What you have to do
Could you write out all of the items below again with "elements" changed to "components" everywhere it occurs, keeping everything else the same and leaving out the pictures?

Listing
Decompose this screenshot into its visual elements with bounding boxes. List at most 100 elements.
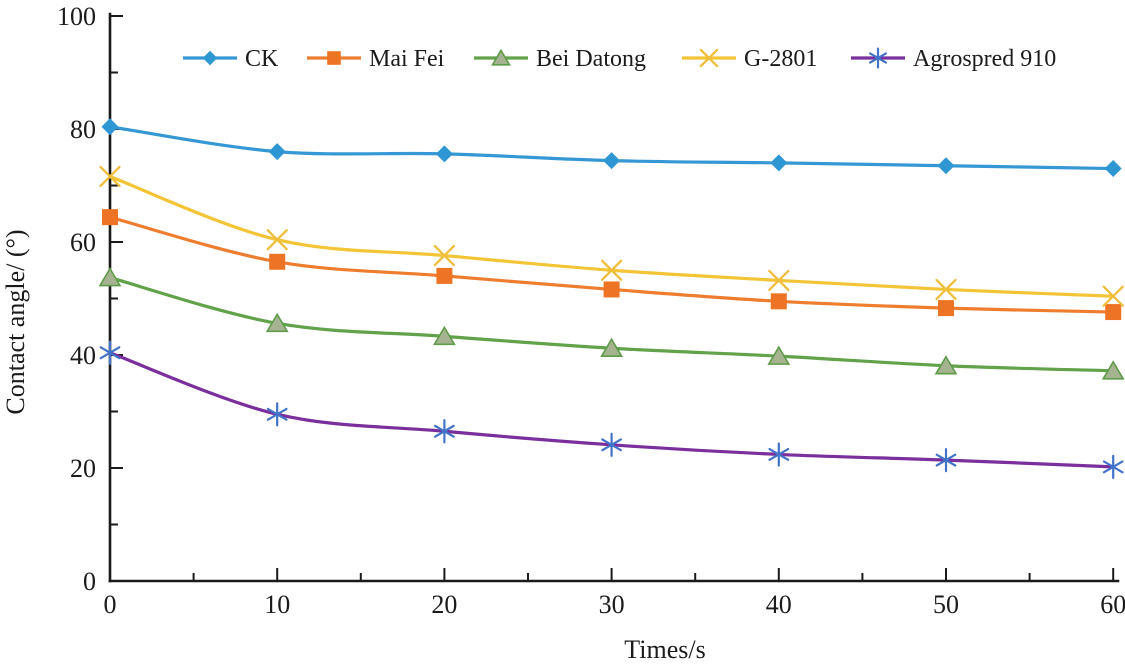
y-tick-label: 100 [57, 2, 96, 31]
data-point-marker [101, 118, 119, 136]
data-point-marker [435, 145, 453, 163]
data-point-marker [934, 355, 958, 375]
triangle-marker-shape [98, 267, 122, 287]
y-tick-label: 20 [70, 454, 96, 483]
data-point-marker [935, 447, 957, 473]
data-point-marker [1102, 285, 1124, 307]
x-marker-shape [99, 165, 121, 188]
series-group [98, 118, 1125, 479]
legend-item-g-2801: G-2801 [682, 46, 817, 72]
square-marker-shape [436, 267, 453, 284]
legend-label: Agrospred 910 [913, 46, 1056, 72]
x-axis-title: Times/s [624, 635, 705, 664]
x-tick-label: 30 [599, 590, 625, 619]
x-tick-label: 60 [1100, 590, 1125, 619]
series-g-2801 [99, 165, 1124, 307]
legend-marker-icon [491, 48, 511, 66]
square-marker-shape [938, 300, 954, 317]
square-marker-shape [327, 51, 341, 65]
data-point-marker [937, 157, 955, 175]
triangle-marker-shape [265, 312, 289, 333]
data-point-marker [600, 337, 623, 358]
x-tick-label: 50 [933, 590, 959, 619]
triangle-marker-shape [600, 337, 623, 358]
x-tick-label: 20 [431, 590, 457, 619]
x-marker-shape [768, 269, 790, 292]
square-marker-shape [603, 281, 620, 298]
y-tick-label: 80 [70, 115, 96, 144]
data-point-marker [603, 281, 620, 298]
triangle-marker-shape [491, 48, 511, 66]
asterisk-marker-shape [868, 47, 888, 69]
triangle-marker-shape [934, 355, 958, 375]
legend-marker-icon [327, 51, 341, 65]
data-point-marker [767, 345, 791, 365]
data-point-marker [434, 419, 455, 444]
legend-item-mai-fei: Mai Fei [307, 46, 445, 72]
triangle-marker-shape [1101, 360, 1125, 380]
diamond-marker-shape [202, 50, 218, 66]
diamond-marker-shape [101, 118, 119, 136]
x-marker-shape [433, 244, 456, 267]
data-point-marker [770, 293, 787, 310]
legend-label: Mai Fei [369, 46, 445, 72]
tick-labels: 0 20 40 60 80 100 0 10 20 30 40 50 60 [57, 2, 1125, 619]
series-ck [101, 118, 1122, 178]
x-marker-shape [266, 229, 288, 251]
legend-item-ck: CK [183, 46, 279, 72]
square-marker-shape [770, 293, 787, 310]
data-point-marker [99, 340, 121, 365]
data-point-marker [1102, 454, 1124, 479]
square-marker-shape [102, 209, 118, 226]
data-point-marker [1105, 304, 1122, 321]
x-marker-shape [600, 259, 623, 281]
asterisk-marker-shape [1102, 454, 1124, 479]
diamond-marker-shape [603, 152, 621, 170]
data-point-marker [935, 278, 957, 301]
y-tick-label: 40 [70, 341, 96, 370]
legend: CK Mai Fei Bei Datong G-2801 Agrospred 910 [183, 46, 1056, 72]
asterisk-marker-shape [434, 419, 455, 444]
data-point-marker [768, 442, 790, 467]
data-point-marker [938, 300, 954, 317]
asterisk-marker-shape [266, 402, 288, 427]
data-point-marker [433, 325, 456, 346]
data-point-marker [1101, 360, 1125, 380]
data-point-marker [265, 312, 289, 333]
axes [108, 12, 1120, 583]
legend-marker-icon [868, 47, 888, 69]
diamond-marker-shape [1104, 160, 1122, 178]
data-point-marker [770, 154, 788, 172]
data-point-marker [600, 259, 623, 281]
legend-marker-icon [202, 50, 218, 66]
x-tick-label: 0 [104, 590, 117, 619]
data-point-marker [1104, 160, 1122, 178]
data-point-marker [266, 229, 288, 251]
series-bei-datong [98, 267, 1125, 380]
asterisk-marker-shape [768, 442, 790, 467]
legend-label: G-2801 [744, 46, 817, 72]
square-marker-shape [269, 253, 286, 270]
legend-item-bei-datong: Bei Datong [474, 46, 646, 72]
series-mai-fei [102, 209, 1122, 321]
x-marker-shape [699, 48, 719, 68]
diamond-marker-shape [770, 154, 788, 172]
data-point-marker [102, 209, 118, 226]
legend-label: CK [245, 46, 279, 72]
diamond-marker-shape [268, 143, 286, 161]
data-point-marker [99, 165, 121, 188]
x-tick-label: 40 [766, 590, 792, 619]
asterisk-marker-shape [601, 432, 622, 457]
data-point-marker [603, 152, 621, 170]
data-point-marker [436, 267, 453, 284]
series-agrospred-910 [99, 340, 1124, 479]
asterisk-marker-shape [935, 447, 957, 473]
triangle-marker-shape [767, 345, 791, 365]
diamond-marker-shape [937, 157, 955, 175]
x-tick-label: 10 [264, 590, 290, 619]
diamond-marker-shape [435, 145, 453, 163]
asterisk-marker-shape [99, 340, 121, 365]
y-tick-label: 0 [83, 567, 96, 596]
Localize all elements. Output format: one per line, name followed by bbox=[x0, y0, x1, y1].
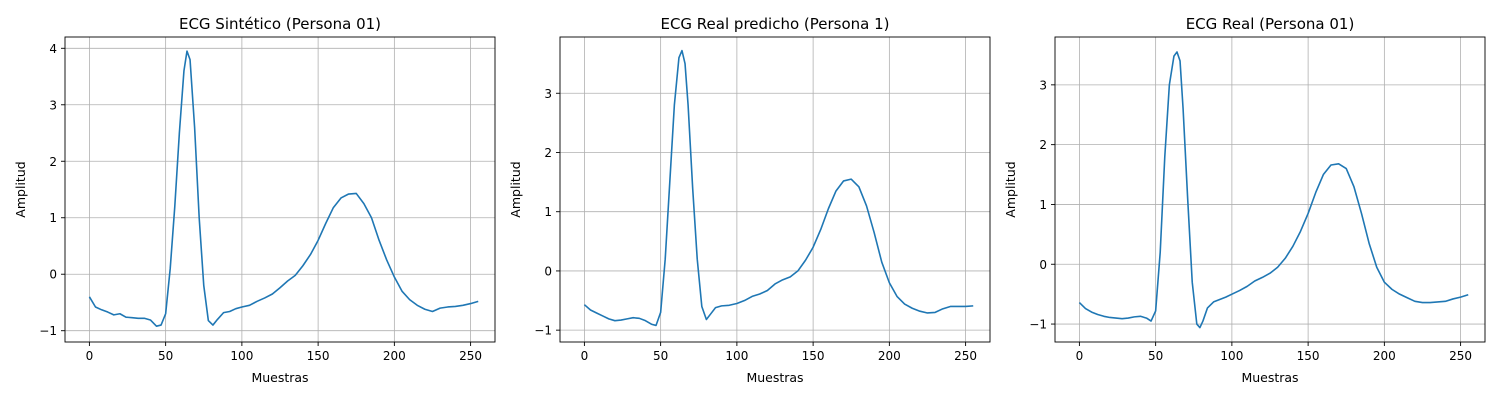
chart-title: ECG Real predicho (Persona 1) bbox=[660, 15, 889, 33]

The result
Decompose this screenshot into its visual components with bounding boxes. List at most 100 components.
y-tick-label: 100 [57, 2, 96, 31]
data-point-marker [101, 118, 119, 136]
data-point-marker [435, 145, 453, 163]
data-point-marker [934, 355, 958, 375]
triangle-marker-shape [98, 267, 122, 287]
y-tick-label: 20 [70, 454, 96, 483]
data-point-marker [935, 447, 957, 473]
data-point-marker [1102, 285, 1124, 307]
x-marker-shape [99, 165, 121, 188]
series-group [98, 118, 1125, 479]
legend-item-g-2801: G-2801 [682, 46, 817, 72]
square-marker-shape [436, 267, 453, 284]
legend-label: Agrospred 910 [913, 46, 1056, 72]
x-axis-title: Times/s [624, 635, 705, 664]
x-tick-label: 30 [599, 590, 625, 619]
x-tick-label: 60 [1100, 590, 1125, 619]
series-g-2801 [99, 165, 1124, 307]
legend-marker-icon [491, 48, 511, 66]
square-marker-shape [938, 300, 954, 317]
square-marker-shape [327, 51, 341, 65]
data-point-marker [937, 157, 955, 175]
triangle-marker-shape [265, 312, 289, 333]
data-point-marker [600, 337, 623, 358]
x-tick-label: 50 [933, 590, 959, 619]
triangle-marker-shape [600, 337, 623, 358]
x-tick-label: 20 [431, 590, 457, 619]
x-marker-shape [768, 269, 790, 292]
square-marker-shape [603, 281, 620, 298]
y-tick-label: 80 [70, 115, 96, 144]
data-point-marker [603, 281, 620, 298]
triangle-marker-shape [491, 48, 511, 66]
asterisk-marker-shape [868, 47, 888, 69]
triangle-marker-shape [934, 355, 958, 375]
legend-marker-icon [327, 51, 341, 65]
data-point-marker [767, 345, 791, 365]
data-point-marker [434, 419, 455, 444]
legend-item-mai-fei: Mai Fei [307, 46, 445, 72]
triangle-marker-shape [1101, 360, 1125, 380]
diamond-marker-shape [202, 50, 218, 66]
diamond-marker-shape [101, 118, 119, 136]
x-marker-shape [433, 244, 456, 267]
data-point-marker [770, 293, 787, 310]
legend-label: Mai Fei [369, 46, 445, 72]
tick-labels: 0 20 40 60 80 100 0 10 20 30 40 50 60 [57, 2, 1125, 619]
series-ck [101, 118, 1122, 178]
x-marker-shape [266, 229, 288, 251]
legend-item-ck: CK [183, 46, 279, 72]
square-marker-shape [770, 293, 787, 310]
data-point-marker [99, 340, 121, 365]
data-point-marker [1102, 454, 1124, 479]
square-marker-shape [102, 209, 118, 226]
data-point-marker [1105, 304, 1122, 321]
x-marker-shape [600, 259, 623, 281]
asterisk-marker-shape [1102, 454, 1124, 479]
diamond-marker-shape [603, 152, 621, 170]
data-point-marker [935, 278, 957, 301]
y-tick-label: 40 [70, 341, 96, 370]
legend: CK Mai Fei Bei Datong G-2801 Agrospred 910 [183, 46, 1056, 72]
asterisk-marker-shape [434, 419, 455, 444]
data-point-marker [768, 442, 790, 467]
data-point-marker [938, 300, 954, 317]
asterisk-marker-shape [266, 402, 288, 427]
data-point-marker [433, 325, 456, 346]
data-point-marker [1101, 360, 1125, 380]
data-point-marker [265, 312, 289, 333]
axes [108, 12, 1120, 583]
legend-marker-icon [868, 47, 888, 69]
diamond-marker-shape [1104, 160, 1122, 178]
data-point-marker [770, 154, 788, 172]
data-point-marker [600, 259, 623, 281]
legend-marker-icon [202, 50, 218, 66]
x-tick-label: 0 [104, 590, 117, 619]
data-point-marker [1104, 160, 1122, 178]
data-point-marker [266, 229, 288, 251]
series-bei-datong [98, 267, 1125, 380]
asterisk-marker-shape [768, 442, 790, 467]
legend-label: G-2801 [744, 46, 817, 72]
square-marker-shape [269, 253, 286, 270]
legend-item-bei-datong: Bei Datong [474, 46, 646, 72]
series-mai-fei [102, 209, 1122, 321]
x-marker-shape [699, 48, 719, 68]
diamond-marker-shape [770, 154, 788, 172]
data-point-marker [102, 209, 118, 226]
legend-label: CK [245, 46, 279, 72]
diamond-marker-shape [268, 143, 286, 161]
data-point-marker [99, 165, 121, 188]
x-tick-label: 40 [766, 590, 792, 619]
asterisk-marker-shape [601, 432, 622, 457]
data-point-marker [603, 152, 621, 170]
data-point-marker [436, 267, 453, 284]
series-agrospred-910 [99, 340, 1124, 479]
asterisk-marker-shape [935, 447, 957, 473]
triangle-marker-shape [767, 345, 791, 365]
diamond-marker-shape [937, 157, 955, 175]
x-tick-label: 10 [264, 590, 290, 619]
diamond-marker-shape [435, 145, 453, 163]
asterisk-marker-shape [99, 340, 121, 365]
y-tick-label: 0 [83, 567, 96, 596]
Localize all components. Output format: one per line, name followed by bbox=[x0, y0, x1, y1].
chart-title: ECG Real predicho (Persona 1) bbox=[660, 15, 889, 33]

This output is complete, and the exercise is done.